§ SET PROBLEM
Write out each record again exactly as it stands.

-- BEGIN --

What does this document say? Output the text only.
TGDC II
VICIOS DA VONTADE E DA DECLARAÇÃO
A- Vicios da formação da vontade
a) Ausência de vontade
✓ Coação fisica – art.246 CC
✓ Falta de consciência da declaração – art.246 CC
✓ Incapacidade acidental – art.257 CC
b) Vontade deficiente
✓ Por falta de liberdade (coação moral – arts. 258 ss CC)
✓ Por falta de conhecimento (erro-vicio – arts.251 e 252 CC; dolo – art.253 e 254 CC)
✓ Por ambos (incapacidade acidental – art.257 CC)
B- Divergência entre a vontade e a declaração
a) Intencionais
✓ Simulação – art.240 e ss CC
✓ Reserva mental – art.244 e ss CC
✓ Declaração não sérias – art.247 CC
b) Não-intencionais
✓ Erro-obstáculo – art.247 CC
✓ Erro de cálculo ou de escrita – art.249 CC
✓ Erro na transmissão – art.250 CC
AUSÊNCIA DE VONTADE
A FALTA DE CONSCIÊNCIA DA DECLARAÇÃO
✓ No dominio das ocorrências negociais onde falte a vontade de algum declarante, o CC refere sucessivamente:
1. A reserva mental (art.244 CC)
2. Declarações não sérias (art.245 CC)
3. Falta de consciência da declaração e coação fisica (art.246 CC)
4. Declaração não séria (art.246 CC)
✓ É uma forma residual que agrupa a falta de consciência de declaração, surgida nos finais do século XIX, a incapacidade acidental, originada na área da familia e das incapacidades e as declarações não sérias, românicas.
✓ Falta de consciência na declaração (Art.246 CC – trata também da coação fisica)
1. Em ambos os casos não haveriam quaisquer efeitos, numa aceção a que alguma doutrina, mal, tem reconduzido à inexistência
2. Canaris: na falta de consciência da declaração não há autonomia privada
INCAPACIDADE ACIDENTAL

-- END --

§ WRITTEN SOLUTION
What does this document say? Output the text only.
TGDC II
VICIOS DA VONTADE E DA DECLARAÇÃO
A- Vicios da formação da vontade
a) Ausência de vontade
✓ Coação fisica – art.246 CC
✓ Falta de consciência da declaração – art.246 CC
✓ Incapacidade acidental – art.257 CC
b) Vontade deficiente
✓ Por falta de liberdade (coação moral – arts. 258 ss CC)
✓ Por falta de conhecimento (erro-vicio – arts.251 e 252 CC; dolo – art.253 e 254 CC)
✓ Por ambos (incapacidade acidental – art.257 CC)
B- Divergência entre a vontade e a declaração
a) Intencionais
✓ Simulação – art.240 e ss CC
✓ Reserva mental – art.244 e ss CC
✓ Declaração não sérias – art.247 CC
b) Não-intencionais
✓ Erro-obstáculo – art.247 CC
✓ Erro de cálculo ou de escrita – art.249 CC
✓ Erro na transmissão – art.250 CC
AUSÊNCIA DE VONTADE
A FALTA DE CONSCIÊNCIA DA DECLARAÇÃO
✓ No dominio das ocorrências negociais onde falte a vontade de algum declarante, o CC refere sucessivamente:
1. A reserva mental (art.244 CC)
2. Declarações não sérias (art.245 CC)
3. Falta de consciência da declaração e coação fisica (art.246 CC)
4. Declaração não séria (art.246 CC)
✓ É uma forma residual que agrupa a falta de consciência de declaração, surgida nos finais do século XIX, a incapacidade acidental, originada na área da familia e das incapacidades e as declarações não sérias, românicas.
✓ Falta de consciência na declaração (Art.246 CC – trata também da coação fisica)
1. Em ambos os casos não haveriam quaisquer efeitos, numa aceção a que alguma doutrina, mal, tem reconduzido à inexistência
2. Canaris: na falta de consciência da declaração não há autonomia privada
INCAPACIDADE ACIDENTAL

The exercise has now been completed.